Directions for this task ▸
Copy every record word for word.

Excerpted data ▸

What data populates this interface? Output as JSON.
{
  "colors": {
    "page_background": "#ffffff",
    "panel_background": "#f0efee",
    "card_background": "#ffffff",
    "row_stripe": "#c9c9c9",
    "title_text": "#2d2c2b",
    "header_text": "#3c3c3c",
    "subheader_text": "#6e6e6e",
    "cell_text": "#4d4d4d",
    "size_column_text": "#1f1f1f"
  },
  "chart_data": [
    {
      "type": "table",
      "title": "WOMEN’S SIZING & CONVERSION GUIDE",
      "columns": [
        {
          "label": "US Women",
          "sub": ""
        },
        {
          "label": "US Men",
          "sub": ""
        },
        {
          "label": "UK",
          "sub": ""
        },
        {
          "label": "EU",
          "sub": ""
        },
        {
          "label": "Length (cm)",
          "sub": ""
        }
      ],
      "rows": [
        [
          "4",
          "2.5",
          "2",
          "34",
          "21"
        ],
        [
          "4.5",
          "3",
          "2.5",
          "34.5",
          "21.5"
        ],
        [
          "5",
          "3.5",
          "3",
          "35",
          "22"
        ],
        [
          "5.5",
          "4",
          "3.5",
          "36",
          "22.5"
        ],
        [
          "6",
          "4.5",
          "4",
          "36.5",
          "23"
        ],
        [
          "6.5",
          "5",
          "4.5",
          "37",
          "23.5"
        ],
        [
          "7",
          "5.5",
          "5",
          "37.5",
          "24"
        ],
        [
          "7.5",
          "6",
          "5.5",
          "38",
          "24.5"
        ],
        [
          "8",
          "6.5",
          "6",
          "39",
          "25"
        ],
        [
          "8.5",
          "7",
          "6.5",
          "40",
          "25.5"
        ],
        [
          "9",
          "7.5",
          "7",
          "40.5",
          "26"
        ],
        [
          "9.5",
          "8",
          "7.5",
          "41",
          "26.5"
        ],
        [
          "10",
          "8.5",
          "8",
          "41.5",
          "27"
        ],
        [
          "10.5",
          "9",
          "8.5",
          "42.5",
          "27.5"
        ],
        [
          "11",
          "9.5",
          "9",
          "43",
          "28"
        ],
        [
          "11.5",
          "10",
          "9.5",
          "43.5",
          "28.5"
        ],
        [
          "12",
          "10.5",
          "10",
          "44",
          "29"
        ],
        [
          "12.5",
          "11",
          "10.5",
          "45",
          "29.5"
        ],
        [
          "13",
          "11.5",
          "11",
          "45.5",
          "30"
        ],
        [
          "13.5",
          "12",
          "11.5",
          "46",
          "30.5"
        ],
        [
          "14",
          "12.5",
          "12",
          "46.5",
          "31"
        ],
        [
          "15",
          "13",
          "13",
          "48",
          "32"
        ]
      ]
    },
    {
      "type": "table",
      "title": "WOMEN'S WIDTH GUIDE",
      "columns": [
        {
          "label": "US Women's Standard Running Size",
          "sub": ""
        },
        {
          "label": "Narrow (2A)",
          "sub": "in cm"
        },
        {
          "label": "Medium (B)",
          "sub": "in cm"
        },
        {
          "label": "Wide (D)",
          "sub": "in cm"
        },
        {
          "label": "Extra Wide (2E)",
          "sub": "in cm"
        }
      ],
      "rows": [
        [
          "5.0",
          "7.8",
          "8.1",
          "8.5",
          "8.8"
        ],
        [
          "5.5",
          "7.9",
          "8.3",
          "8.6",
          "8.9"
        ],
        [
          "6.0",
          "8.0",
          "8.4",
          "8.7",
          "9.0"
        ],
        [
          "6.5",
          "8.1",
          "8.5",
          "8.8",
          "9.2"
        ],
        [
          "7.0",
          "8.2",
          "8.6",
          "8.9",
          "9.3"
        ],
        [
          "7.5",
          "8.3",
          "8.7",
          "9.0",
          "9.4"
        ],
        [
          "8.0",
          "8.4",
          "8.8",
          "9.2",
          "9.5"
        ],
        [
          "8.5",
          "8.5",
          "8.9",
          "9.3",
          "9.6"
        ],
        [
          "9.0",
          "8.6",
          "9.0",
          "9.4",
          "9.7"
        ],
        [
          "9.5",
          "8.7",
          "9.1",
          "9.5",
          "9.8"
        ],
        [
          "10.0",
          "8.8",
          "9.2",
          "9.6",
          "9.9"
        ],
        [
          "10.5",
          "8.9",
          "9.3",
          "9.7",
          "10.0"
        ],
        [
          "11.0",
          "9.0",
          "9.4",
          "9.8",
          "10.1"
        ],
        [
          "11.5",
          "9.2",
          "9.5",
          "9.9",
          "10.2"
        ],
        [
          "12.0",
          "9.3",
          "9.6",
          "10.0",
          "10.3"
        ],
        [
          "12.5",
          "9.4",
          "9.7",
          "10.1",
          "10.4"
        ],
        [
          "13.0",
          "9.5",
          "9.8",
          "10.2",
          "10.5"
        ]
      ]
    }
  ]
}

Solution for this task ▸
What data populates this interface? Output as JSON.
{
  "colors": {
    "page_background": "#ffffff",
    "panel_background": "#f0efee",
    "card_background": "#ffffff",
    "row_stripe": "#c9c9c9",
    "title_text": "#2d2c2b",
    "header_text": "#3c3c3c",
    "subheader_text": "#6e6e6e",
    "cell_text": "#4d4d4d",
    "size_column_text": "#1f1f1f"
  },
  "chart_data": [
    {
      "type": "table",
      "title": "WOMEN’S SIZING & CONVERSION GUIDE",
      "columns": [
        {
          "label": "US Women",
          "sub": ""
        },
        {
          "label": "US Men",
          "sub": ""
        },
        {
          "label": "UK",
          "sub": ""
        },
        {
          "label": "EU",
          "sub": ""
        },
        {
          "label": "Length (cm)",
          "sub": ""
        }
      ],
      "rows": [
        [
          "4",
          "2.5",
          "2",
          "34",
          "21"
        ],
        [
          "4.5",
          "3",
          "2.5",
          "34.5",
          "21.5"
        ],
        [
          "5",
          "3.5",
          "3",
          "35",
          "22"
        ],
        [
          "5.5",
          "4",
          "3.5",
          "36",
          "22.5"
        ],
        [
          "6",
          "4.5",
          "4",
          "36.5",
          "23"
        ],
        [
          "6.5",
          "5",
          "4.5",
          "37",
          "23.5"
        ],
        [
          "7",
          "5.5",
          "5",
          "37.5",
          "24"
        ],
        [
          "7.5",
          "6",
          "5.5",
          "38",
          "24.5"
        ],
        [
          "8",
          "6.5",
          "6",
          "39",
          "25"
        ],
        [
          "8.5",
          "7",
          "6.5",
          "40",
          "25.5"
        ],
        [
          "9",
          "7.5",
          "7",
          "40.5",
          "26"
        ],
        [
          "9.5",
          "8",
          "7.5",
          "41",
          "26.5"
        ],
        [
          "10",
          "8.5",
          "8",
          "41.5",
          "27"
        ],
        [
          "10.5",
          "9",
          "8.5",
          "42.5",
          "27.5"
        ],
        [
          "11",
          "9.5",
          "9",
          "43",
          "28"
        ],
        [
          "11.5",
          "10",
          "9.5",
          "43.5",
          "28.5"
        ],
        [
          "12",
          "10.5",
          "10",
          "44",
          "29"
        ],
        [
          "12.5",
          "11",
          "10.5",
          "45",
          "29.5"
        ],
        [
          "13",
          "11.5",
          "11",
          "45.5",
          "30"
        ],
        [
          "13.5",
          "12",
          "11.5",
          "46",
          "30.5"
        ],
        [
          "14",
          "12.5",
          "12",
          "46.5",
          "31"
        ],
        [
          "15",
          "13",
          "13",
          "48",
          "32"
        ]
      ]
    },
    {
      "type": "table",
      "title": "WOMEN'S WIDTH GUIDE",
      "columns": [
        {
          "label": "US Women's Standard Running Size",
          "sub": ""
        },
        {
          "label": "Narrow (2A)",
          "sub": "in cm"
        },
        {
          "label": "Medium (B)",
          "sub": "in cm"
        },
        {
          "label": "Wide (D)",
          "sub": "in cm"
        },
        {
          "label": "Extra Wide (2E)",
          "sub": "in cm"
        }
      ],
      "rows": [
        [
          "5.0",
          "7.8",
          "8.1",
          "8.5",
          "8.8"
        ],
        [
          "5.5",
          "7.9",
          "8.3",
          "8.6",
          "8.9"
        ],
        [
          "6.0",
          "8.0",
          "8.4",
          "8.7",
          "9.0"
        ],
        [
          "6.5",
          "8.1",
          "8.5",
          "8.8",
          "9.2"
        ],
        [
          "7.0",
          "8.2",
          "8.6",
          "8.9",
          "9.3"
        ],
        [
          "7.5",
          "8.3",
          "8.7",
          "9.0",
          "9.4"
        ],
        [
          "8.0",
          "8.4",
          "8.8",
          "9.2",
          "9.5"
        ],
        [
          "8.5",
          "8.5",
          "8.9",
          "9.3",
          "9.6"
        ],
        [
          "9.0",
          "8.6",
          "9.0",
          "9.4",
          "9.7"
        ],
        [
          "9.5",
          "8.7",
          "9.1",
          "9.5",
          "9.8"
        ],
        [
          "10.0",
          "8.8",
          "9.2",
          "9.6",
          "9.9"
        ],
        [
          "10.5",
          "8.9",
          "9.3",
          "9.7",
          "10.0"
        ],
        [
          "11.0",
          "9.0",
          "9.4",
          "9.8",
          "10.1"
        ],
        [
          "11.5",
          "9.2",
          "9.5",
          "9.9",
          "10.2"
        ],
        [
          "12.0",
          "9.3",
          "9.6",
          "10.0",
          "10.3"
        ],
        [
          "12.5",
          "9.4",
          "9.7",
          "10.1",
          "10.4"
        ],
        [
          "13.0",
          "9.5",
          "9.8",
          "10.2",
          "10.5"
        ]
      ]
    }
  ]
}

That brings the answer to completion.